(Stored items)
--
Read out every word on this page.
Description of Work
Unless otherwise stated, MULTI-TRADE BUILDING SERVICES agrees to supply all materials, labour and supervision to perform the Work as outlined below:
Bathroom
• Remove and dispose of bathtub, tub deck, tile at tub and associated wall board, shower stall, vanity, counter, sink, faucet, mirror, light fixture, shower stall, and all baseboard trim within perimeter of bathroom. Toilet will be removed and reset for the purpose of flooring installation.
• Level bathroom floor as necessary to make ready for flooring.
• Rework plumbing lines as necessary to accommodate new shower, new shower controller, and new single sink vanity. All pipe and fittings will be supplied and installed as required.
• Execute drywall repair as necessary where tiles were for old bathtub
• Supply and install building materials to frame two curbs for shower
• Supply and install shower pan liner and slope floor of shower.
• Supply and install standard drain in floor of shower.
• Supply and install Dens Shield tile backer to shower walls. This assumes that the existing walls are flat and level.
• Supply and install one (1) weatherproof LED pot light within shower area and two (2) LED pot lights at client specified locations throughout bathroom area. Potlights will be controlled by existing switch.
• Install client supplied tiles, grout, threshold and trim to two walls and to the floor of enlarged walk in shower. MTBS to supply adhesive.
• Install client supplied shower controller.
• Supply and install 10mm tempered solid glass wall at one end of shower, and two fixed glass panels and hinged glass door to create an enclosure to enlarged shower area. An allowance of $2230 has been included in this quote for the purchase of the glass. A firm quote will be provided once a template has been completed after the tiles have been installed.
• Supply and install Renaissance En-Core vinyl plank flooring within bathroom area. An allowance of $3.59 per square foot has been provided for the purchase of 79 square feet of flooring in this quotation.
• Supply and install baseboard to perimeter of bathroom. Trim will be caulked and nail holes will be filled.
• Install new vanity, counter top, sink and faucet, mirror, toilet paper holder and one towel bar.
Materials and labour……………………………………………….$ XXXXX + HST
--
▶ _GIVEN REQUEST_: Return the full listing, character for character.

▶ _ANSWER TO THIS PROBLEM_:
Read out every word on this page.
Description of Work
Unless otherwise stated, MULTI-TRADE BUILDING SERVICES agrees to supply all materials, labour and supervision to perform the Work as outlined below:
Bathroom
• Remove and dispose of bathtub, tub deck, tile at tub and associated wall board, shower stall, vanity, counter, sink, faucet, mirror, light fixture, shower stall, and all baseboard trim within perimeter of bathroom. Toilet will be removed and reset for the purpose of flooring installation.
• Level bathroom floor as necessary to make ready for flooring.
• Rework plumbing lines as necessary to accommodate new shower, new shower controller, and new single sink vanity. All pipe and fittings will be supplied and installed as required.
• Execute drywall repair as necessary where tiles were for old bathtub
• Supply and install building materials to frame two curbs for shower
• Supply and install shower pan liner and slope floor of shower.
• Supply and install standard drain in floor of shower.
• Supply and install Dens Shield tile backer to shower walls. This assumes that the existing walls are flat and level.
• Supply and install one (1) weatherproof LED pot light within shower area and two (2) LED pot lights at client specified locations throughout bathroom area. Potlights will be controlled by existing switch.
• Install client supplied tiles, grout, threshold and trim to two walls and to the floor of enlarged walk in shower. MTBS to supply adhesive.
• Install client supplied shower controller.
• Supply and install 10mm tempered solid glass wall at one end of shower, and two fixed glass panels and hinged glass door to create an enclosure to enlarged shower area. An allowance of $2230 has been included in this quote for the purchase of the glass. A firm quote will be provided once a template has been completed after the tiles have been installed.
• Supply and install Renaissance En-Core vinyl plank flooring within bathroom area. An allowance of $3.59 per square foot has been provided for the purchase of 79 square feet of flooring in this quotation.
• Supply and install baseboard to perimeter of bathroom. Trim will be caulked and nail holes will be filled.
• Install new vanity, counter top, sink and faucet, mirror, toilet paper holder and one towel bar.
Materials and labour……………………………………………….$ XXXXX + HST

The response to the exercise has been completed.